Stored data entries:
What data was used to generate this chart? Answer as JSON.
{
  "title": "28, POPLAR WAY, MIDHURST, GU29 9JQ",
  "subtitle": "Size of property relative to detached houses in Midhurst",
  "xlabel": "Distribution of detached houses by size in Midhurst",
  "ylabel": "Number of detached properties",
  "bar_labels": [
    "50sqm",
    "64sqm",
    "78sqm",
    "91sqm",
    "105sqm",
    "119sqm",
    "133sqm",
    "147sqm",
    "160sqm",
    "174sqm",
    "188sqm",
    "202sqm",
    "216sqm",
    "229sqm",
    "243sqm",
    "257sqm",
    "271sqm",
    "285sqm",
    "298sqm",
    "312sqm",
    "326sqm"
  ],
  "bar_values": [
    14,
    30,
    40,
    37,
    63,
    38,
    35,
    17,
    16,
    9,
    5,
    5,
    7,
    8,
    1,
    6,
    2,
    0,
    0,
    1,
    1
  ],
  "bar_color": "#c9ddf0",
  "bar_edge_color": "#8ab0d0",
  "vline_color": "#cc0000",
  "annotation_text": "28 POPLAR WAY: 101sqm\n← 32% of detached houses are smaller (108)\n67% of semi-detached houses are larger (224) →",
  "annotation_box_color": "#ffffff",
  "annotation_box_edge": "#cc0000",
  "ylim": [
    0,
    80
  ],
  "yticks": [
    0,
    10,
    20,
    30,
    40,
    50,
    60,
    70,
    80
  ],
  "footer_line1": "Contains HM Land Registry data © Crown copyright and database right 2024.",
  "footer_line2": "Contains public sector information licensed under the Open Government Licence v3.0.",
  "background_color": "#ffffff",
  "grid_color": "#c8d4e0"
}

* Brief *
Extract the data exactly as given.

* Reply *
What data was used to generate this chart? Answer as JSON.
{
  "title": "28, POPLAR WAY, MIDHURST, GU29 9JQ",
  "subtitle": "Size of property relative to detached houses in Midhurst",
  "xlabel": "Distribution of detached houses by size in Midhurst",
  "ylabel": "Number of detached properties",
  "bar_labels": [
    "50sqm",
    "64sqm",
    "78sqm",
    "91sqm",
    "105sqm",
    "119sqm",
    "133sqm",
    "147sqm",
    "160sqm",
    "174sqm",
    "188sqm",
    "202sqm",
    "216sqm",
    "229sqm",
    "243sqm",
    "257sqm",
    "271sqm",
    "285sqm",
    "298sqm",
    "312sqm",
    "326sqm"
  ],
  "bar_values": [
    14,
    30,
    40,
    37,
    63,
    38,
    35,
    17,
    16,
    9,
    5,
    5,
    7,
    8,
    1,
    6,
    2,
    0,
    0,
    1,
    1
  ],
  "bar_color": "#c9ddf0",
  "bar_edge_color": "#8ab0d0",
  "vline_color": "#cc0000",
  "annotation_text": "28 POPLAR WAY: 101sqm\n← 32% of detached houses are smaller (108)\n67% of semi-detached houses are larger (224) →",
  "annotation_box_color": "#ffffff",
  "annotation_box_edge": "#cc0000",
  "ylim": [
    0,
    80
  ],
  "yticks": [
    0,
    10,
    20,
    30,
    40,
    50,
    60,
    70,
    80
  ],
  "footer_line1": "Contains HM Land Registry data © Crown copyright and database right 2024.",
  "footer_line2": "Contains public sector information licensed under the Open Government Licence v3.0.",
  "background_color": "#ffffff",
  "grid_color": "#c8d4e0"
}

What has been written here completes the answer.